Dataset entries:
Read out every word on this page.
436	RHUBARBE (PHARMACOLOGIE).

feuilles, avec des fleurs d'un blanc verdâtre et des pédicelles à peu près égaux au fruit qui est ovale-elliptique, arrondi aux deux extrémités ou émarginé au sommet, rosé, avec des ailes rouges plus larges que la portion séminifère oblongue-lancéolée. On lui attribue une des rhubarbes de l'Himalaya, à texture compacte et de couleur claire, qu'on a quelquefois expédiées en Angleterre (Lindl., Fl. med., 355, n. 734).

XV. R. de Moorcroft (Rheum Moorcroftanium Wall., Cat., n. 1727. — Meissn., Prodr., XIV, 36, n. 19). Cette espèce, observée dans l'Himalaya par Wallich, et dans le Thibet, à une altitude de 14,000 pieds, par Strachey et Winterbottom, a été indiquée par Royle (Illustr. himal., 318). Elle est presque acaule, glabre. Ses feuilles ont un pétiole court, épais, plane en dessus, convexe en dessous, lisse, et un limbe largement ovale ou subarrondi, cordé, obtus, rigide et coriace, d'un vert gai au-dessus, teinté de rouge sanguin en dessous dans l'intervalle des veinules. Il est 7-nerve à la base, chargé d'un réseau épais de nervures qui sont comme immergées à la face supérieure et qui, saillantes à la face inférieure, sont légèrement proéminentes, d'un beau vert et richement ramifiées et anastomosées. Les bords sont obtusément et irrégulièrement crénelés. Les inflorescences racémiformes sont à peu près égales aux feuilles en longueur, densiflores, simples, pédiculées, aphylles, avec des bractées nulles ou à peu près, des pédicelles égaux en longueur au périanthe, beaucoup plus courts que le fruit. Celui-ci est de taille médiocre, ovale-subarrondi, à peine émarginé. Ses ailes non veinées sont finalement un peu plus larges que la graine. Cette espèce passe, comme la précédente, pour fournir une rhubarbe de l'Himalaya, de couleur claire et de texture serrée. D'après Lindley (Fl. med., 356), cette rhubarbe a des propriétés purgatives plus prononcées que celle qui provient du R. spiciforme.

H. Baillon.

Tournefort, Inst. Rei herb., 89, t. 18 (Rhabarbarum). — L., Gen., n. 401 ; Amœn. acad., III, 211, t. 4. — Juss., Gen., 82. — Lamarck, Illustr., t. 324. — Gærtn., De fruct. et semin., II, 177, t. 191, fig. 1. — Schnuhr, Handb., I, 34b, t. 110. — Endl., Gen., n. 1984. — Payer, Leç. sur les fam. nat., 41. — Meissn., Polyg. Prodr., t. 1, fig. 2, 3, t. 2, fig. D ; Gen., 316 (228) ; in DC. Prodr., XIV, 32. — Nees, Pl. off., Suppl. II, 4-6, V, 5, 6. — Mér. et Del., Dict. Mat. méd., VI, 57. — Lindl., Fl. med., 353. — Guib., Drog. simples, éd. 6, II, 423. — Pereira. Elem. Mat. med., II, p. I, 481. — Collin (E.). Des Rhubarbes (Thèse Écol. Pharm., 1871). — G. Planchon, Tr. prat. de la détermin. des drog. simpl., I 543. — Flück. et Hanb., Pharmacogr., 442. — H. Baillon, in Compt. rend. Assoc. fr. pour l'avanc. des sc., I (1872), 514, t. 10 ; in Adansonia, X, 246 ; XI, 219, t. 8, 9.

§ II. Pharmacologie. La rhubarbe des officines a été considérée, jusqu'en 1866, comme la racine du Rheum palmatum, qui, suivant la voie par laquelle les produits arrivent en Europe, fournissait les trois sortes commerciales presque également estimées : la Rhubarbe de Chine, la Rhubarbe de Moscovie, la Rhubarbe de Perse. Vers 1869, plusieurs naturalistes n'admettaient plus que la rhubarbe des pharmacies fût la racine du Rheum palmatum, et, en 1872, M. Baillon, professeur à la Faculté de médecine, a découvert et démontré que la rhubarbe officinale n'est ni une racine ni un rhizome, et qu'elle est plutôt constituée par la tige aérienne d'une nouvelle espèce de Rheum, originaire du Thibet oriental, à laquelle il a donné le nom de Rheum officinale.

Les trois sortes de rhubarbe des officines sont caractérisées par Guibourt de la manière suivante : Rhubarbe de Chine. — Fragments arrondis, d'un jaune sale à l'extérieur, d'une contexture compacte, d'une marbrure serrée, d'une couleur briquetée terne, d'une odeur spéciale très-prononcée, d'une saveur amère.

---

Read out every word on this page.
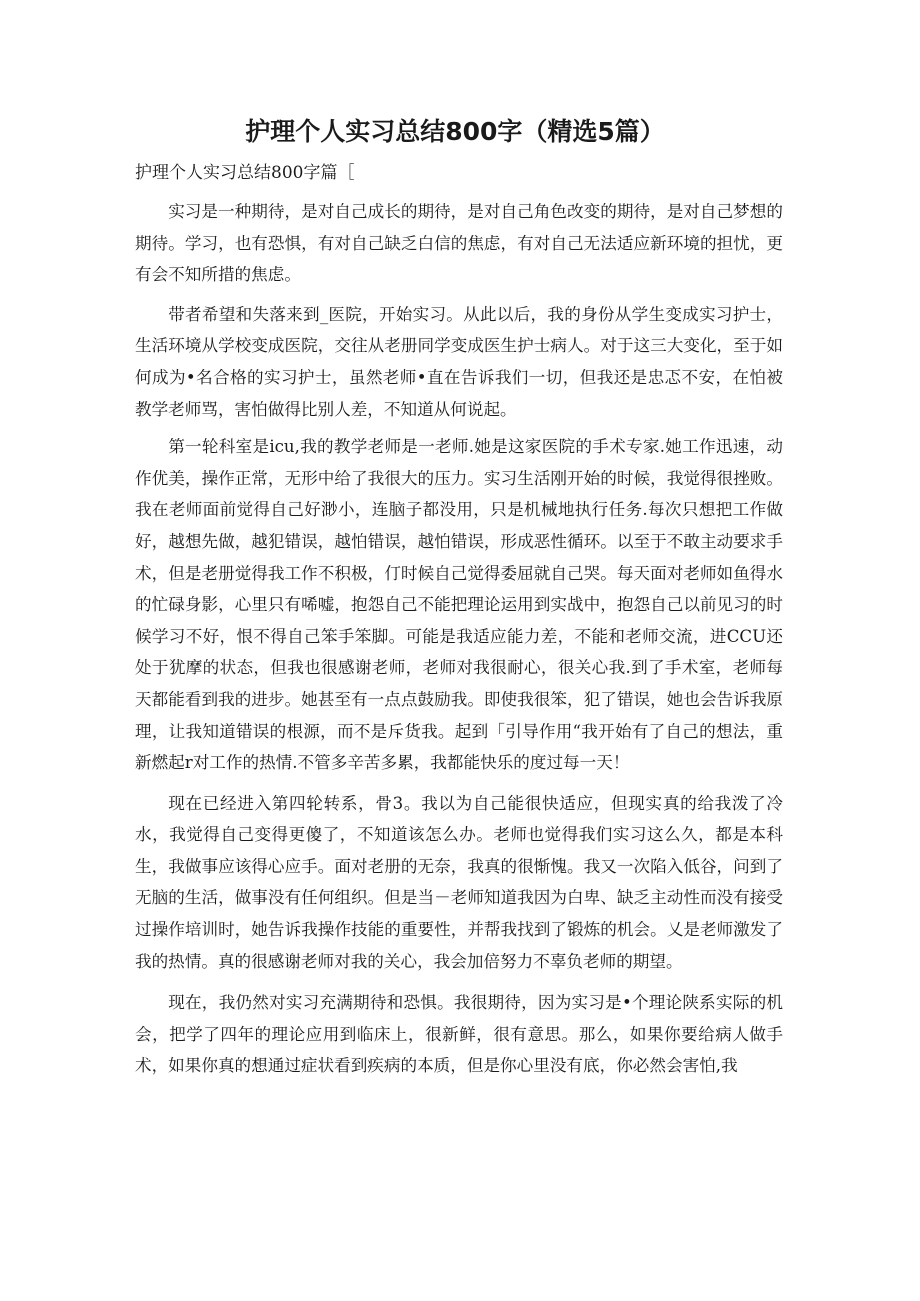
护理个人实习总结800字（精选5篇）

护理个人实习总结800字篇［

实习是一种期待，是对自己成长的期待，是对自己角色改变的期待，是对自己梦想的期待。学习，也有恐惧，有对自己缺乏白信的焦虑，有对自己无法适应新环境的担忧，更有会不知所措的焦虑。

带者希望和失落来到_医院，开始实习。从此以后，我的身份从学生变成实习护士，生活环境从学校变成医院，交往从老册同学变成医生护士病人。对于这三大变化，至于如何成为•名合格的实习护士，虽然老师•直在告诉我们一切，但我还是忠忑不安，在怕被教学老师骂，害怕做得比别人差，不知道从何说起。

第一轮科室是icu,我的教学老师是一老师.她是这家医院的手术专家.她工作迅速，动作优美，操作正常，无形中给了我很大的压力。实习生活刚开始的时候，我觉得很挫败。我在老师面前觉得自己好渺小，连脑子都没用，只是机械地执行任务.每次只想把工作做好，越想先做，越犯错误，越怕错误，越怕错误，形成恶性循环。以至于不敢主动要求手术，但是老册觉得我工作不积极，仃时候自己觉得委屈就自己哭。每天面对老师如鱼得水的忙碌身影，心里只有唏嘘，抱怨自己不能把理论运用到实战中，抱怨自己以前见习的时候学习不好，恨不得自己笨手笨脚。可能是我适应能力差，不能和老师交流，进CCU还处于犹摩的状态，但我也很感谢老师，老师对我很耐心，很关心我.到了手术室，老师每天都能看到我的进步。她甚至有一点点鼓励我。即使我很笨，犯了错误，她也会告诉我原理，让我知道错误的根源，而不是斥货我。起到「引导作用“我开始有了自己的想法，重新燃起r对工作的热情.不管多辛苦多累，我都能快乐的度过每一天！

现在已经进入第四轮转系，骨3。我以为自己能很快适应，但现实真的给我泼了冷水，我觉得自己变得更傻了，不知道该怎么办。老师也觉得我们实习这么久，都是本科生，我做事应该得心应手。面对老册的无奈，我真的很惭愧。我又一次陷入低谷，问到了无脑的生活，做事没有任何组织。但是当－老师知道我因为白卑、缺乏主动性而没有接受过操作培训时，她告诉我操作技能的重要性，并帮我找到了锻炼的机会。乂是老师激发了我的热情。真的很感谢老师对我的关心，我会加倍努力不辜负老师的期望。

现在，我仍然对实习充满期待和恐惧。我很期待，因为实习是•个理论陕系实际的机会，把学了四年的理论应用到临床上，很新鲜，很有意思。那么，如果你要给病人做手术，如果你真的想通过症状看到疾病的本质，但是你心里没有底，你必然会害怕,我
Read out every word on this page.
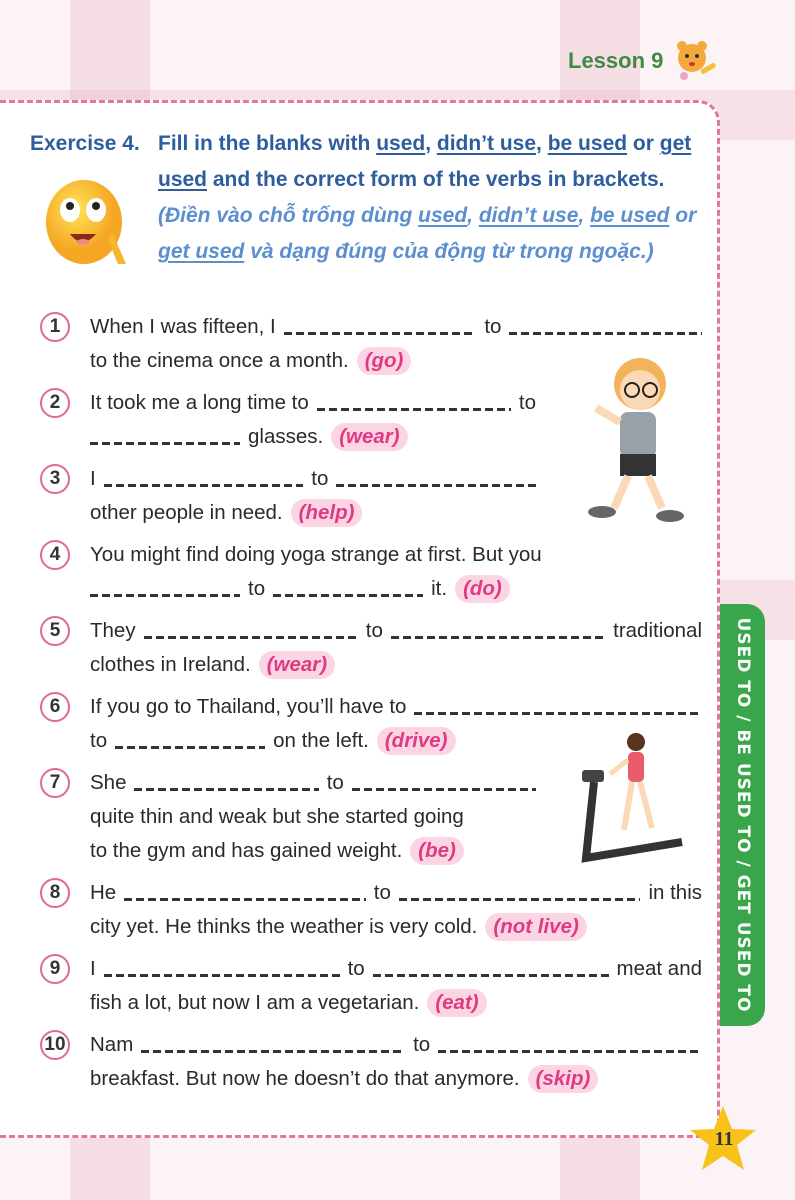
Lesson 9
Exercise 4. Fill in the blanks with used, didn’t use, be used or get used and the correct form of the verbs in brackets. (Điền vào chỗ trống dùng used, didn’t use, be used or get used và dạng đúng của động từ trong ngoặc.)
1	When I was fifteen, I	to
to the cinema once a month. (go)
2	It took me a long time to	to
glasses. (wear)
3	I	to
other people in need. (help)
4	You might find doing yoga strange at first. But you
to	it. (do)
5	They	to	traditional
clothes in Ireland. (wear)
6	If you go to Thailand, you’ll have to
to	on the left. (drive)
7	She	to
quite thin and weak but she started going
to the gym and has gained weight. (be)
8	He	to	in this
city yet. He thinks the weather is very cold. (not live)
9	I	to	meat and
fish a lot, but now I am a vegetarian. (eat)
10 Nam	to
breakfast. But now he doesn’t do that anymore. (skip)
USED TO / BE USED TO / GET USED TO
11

==

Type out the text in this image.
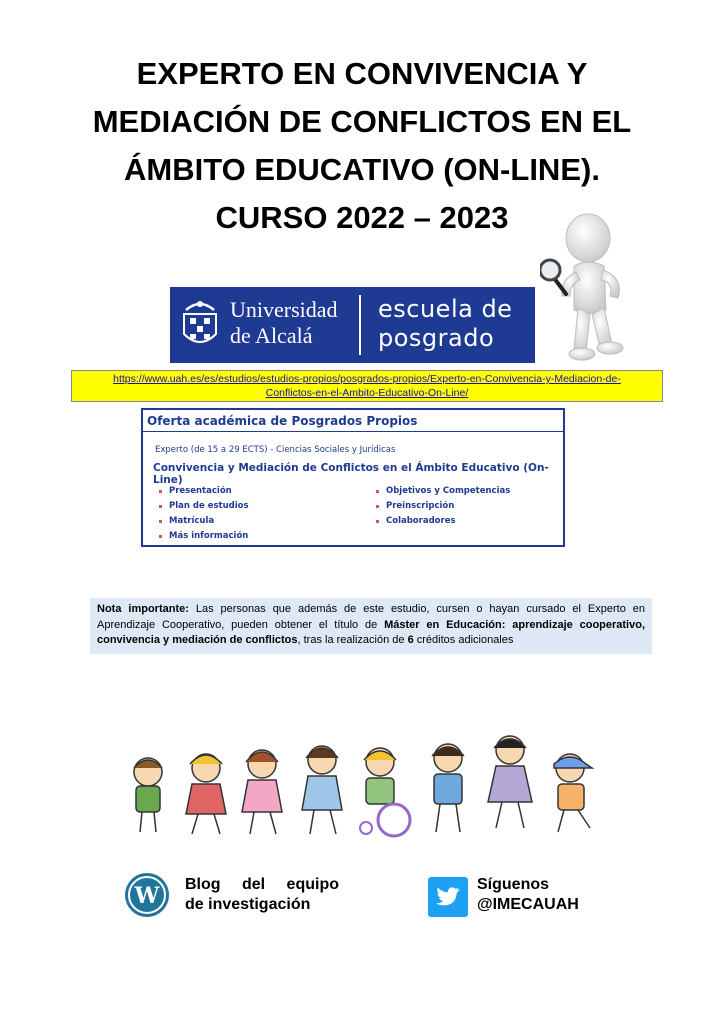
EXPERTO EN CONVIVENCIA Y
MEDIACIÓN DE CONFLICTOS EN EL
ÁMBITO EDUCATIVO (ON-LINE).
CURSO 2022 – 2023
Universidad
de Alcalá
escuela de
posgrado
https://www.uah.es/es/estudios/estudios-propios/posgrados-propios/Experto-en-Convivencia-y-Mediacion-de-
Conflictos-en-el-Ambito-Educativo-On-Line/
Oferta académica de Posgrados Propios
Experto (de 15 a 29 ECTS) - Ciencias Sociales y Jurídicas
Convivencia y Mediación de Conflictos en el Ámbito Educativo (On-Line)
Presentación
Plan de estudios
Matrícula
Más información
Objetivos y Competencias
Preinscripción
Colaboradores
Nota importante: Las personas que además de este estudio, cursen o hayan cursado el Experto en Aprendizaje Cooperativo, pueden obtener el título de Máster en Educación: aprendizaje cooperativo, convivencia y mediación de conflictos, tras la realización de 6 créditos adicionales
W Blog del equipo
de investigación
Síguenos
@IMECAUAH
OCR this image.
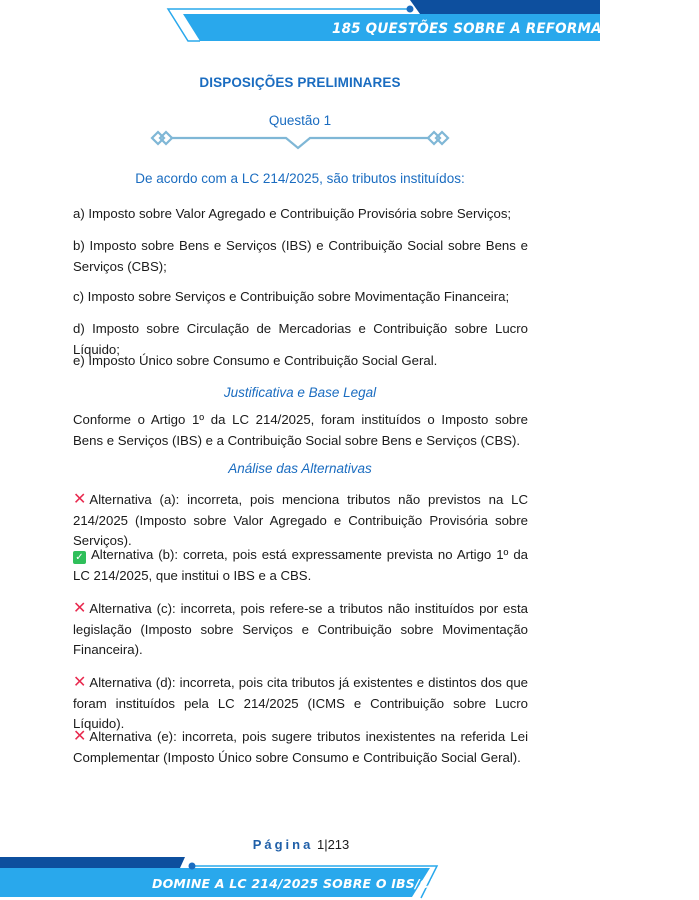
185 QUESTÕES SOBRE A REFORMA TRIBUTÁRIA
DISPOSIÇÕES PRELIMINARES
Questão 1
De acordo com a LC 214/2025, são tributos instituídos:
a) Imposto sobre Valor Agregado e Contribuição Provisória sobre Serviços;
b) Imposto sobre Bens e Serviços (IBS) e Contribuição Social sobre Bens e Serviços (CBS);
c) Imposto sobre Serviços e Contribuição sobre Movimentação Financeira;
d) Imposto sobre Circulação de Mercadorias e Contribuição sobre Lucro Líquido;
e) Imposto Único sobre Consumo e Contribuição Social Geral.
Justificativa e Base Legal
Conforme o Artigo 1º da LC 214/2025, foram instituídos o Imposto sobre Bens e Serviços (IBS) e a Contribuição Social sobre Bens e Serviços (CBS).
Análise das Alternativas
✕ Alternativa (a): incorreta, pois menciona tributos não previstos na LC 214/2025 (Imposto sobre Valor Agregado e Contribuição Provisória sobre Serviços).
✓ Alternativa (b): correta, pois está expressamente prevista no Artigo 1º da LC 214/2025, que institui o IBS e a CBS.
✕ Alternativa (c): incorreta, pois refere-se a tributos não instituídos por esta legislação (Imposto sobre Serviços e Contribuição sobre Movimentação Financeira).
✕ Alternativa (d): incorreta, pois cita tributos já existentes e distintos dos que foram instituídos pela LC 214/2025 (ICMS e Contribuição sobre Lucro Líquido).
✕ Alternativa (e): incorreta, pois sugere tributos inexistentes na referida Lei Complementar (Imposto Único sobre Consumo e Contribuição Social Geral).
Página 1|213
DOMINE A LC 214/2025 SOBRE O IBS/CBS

### STATED EXERCISE
Find how many lines in the material hold the word "Geral" and state that number alone.

### SOLUTION
2